# Written instruction
Copy every line of the records below where the word "over" occurs.

# Input for this task
------------------------
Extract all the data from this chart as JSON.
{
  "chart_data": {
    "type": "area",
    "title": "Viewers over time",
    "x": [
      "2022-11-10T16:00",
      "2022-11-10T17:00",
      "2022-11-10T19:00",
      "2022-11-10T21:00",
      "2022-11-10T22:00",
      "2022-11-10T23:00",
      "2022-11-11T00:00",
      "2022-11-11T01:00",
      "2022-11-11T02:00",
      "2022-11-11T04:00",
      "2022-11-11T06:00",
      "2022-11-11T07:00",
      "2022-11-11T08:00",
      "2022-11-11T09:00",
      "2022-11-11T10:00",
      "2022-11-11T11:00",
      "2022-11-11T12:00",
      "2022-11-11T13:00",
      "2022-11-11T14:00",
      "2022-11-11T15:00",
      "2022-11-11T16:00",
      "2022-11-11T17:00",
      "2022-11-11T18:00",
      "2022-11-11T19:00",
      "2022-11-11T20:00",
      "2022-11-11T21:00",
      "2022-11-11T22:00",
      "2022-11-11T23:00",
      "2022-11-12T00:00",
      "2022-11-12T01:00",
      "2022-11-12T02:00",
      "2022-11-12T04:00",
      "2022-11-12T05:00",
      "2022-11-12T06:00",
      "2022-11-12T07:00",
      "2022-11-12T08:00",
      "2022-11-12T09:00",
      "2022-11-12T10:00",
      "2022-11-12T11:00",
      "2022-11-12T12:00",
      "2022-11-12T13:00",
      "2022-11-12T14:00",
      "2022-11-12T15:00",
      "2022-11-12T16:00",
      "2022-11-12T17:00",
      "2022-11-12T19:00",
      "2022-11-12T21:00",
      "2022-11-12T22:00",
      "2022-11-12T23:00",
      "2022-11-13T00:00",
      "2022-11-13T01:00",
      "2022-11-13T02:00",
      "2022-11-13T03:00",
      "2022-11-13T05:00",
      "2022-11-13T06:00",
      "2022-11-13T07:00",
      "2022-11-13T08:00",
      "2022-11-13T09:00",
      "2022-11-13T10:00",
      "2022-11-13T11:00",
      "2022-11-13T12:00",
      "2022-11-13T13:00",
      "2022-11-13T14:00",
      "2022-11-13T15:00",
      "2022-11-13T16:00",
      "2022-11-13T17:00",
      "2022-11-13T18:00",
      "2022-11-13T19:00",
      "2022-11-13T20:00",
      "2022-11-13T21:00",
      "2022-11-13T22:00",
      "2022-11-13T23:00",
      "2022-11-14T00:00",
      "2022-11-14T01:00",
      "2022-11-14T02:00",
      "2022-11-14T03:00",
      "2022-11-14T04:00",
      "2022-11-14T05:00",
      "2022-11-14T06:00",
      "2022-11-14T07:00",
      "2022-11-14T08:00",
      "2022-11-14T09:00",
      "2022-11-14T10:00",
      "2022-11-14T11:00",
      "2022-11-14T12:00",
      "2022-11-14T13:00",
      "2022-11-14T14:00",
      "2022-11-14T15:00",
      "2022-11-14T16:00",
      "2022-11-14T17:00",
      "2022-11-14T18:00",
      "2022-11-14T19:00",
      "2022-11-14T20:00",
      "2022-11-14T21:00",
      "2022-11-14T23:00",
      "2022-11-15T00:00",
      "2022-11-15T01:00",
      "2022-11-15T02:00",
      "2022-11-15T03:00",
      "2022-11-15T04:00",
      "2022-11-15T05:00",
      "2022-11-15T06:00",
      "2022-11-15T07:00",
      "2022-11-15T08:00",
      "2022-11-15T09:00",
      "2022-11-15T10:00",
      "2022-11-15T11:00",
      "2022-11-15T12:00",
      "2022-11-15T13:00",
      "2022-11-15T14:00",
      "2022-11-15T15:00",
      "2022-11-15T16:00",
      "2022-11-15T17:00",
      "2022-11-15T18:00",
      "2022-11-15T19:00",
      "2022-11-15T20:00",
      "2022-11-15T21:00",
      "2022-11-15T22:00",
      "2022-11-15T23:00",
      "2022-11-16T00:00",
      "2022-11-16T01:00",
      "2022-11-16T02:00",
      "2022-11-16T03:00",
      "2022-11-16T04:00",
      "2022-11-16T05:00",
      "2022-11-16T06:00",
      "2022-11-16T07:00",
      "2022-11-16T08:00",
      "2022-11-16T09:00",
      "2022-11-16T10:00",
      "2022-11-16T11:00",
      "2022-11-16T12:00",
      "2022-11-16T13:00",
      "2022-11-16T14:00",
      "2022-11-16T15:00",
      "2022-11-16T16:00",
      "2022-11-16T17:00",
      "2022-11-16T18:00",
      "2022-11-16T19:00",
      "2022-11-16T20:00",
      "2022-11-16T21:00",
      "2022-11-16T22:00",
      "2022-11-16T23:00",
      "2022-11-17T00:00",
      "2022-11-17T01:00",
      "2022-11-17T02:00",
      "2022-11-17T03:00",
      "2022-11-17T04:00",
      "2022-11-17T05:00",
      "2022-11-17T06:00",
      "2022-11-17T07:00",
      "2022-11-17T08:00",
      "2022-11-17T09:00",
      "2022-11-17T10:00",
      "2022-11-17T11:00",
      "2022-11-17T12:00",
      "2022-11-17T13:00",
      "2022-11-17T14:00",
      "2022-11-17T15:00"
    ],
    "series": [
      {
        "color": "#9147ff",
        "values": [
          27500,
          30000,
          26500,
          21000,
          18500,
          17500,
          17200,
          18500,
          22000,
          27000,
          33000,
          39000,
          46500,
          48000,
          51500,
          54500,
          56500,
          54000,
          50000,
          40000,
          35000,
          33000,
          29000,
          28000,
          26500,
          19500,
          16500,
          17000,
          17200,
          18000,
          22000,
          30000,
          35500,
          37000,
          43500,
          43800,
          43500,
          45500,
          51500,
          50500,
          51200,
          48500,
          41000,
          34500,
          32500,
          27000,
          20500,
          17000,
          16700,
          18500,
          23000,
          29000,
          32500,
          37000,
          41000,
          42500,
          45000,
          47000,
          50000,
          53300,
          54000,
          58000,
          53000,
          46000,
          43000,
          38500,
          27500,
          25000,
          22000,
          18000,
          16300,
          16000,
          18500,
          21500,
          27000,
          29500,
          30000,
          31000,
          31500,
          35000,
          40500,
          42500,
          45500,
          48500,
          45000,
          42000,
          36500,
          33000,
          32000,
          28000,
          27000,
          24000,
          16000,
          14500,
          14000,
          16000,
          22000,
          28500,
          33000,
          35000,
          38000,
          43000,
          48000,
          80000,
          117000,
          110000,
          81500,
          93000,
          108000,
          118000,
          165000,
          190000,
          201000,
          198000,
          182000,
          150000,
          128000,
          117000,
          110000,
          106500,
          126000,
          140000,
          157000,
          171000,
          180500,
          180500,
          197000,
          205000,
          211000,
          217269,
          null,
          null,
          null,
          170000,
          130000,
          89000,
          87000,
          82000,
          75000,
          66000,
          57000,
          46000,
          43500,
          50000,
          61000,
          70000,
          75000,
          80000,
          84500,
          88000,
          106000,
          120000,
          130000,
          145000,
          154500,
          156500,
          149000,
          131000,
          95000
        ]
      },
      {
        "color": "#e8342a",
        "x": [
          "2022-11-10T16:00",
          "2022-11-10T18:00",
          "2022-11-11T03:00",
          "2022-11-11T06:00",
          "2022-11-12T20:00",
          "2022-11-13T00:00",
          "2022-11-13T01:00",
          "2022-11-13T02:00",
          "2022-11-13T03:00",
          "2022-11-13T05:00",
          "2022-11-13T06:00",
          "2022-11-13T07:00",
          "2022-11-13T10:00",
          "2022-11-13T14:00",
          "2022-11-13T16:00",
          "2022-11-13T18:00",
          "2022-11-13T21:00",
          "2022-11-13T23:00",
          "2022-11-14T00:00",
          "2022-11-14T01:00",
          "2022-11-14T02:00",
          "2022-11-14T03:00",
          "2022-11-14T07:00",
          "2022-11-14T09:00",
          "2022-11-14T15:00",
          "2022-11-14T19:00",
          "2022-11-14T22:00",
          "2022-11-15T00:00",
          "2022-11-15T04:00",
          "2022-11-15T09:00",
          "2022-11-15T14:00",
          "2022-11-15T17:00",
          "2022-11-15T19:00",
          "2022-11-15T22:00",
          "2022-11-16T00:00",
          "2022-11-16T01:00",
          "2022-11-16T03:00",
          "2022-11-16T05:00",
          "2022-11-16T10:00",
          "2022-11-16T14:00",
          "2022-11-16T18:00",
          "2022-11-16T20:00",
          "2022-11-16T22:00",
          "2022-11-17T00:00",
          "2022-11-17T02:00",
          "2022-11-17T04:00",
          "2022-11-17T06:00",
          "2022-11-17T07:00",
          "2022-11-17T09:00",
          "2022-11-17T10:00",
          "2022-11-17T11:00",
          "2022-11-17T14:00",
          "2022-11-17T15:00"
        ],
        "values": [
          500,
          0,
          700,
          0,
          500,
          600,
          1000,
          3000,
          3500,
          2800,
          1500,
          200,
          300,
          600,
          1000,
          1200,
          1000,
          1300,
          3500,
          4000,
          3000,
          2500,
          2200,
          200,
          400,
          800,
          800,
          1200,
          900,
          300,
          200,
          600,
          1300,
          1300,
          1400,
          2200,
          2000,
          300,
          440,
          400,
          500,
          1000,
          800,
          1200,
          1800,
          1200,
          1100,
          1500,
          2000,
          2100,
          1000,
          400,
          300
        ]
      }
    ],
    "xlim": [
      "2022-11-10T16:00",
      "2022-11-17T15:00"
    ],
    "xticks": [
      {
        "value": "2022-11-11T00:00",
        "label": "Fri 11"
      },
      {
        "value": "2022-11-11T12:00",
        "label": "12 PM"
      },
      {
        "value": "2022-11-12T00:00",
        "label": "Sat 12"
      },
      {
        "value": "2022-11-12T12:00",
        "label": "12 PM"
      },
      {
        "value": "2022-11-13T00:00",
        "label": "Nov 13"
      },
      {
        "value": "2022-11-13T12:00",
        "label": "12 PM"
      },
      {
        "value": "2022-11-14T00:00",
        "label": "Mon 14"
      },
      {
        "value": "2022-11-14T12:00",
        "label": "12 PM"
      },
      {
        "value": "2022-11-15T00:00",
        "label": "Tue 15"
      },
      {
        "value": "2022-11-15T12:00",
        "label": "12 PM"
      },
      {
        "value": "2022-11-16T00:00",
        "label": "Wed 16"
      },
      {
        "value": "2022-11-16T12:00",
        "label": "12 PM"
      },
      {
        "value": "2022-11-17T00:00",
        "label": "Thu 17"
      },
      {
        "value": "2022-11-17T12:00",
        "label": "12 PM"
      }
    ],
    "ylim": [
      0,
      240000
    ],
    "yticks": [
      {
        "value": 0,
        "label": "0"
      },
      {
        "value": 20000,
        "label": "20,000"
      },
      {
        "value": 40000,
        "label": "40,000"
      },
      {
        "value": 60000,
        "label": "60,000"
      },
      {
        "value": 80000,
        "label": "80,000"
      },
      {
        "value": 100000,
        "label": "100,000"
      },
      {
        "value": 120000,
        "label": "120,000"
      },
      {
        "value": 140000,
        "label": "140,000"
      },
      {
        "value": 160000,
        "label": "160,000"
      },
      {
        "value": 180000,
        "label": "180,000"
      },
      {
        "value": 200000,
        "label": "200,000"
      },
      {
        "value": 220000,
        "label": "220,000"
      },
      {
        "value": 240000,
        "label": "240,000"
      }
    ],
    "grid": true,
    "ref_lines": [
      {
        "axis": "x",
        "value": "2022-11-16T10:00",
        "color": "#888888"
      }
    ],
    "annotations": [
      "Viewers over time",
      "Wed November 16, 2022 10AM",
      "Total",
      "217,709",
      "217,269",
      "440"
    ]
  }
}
------------------------
# Task answer
    "title": "Viewers over time",
      "Viewers over time",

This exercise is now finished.